━━━ STORED RECORDS

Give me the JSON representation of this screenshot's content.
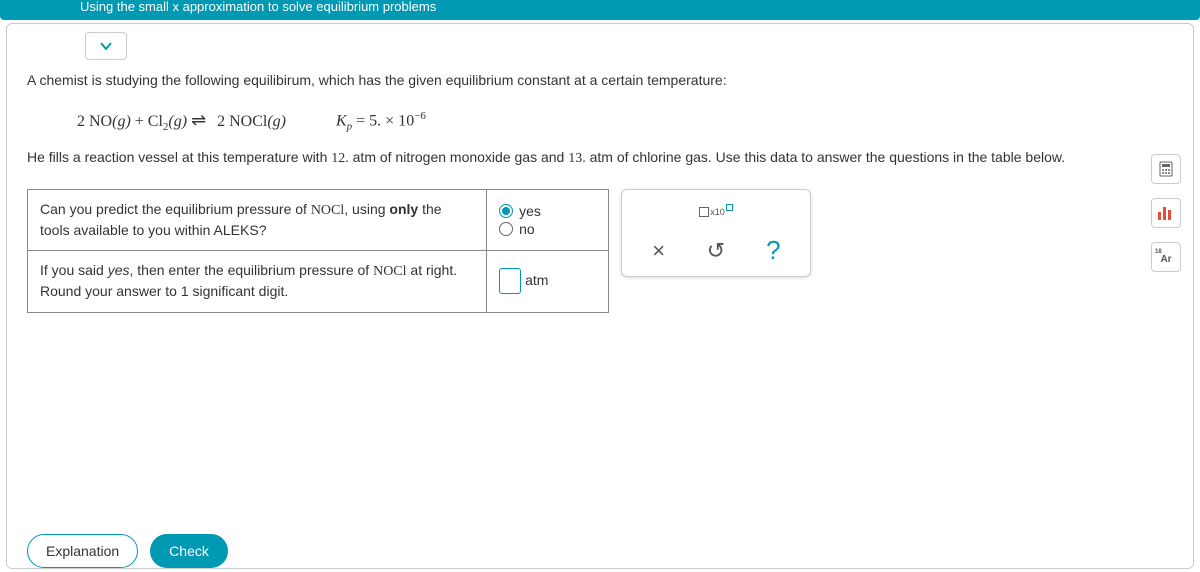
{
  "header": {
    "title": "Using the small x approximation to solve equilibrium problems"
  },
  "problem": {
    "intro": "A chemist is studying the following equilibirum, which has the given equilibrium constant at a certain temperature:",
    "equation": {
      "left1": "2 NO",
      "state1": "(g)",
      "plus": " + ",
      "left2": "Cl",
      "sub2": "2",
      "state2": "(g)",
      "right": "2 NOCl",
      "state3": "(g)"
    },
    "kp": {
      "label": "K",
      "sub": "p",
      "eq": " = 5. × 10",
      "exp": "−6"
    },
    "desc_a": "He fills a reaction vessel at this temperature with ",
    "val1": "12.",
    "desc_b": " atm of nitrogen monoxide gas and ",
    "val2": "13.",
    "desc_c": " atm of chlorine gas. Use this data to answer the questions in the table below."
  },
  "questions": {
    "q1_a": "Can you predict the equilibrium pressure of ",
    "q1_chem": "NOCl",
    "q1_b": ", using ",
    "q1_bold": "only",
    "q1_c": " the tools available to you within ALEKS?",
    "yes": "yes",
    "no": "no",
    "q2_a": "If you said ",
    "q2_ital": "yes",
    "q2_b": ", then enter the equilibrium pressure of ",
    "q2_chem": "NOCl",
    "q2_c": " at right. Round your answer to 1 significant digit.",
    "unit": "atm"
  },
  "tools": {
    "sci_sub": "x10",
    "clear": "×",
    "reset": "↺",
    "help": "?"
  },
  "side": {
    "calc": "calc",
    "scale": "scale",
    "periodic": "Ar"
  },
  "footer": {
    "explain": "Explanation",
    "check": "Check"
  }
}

━━━━━━

**YOUR INSTRUCTIONS:** Every line above that contains the word "NOCl" should be reported.

**ANSWER TO THE TASK:**
      "right": "2 NOCl",
    "q1_chem": "NOCl",
    "q2_chem": "NOCl",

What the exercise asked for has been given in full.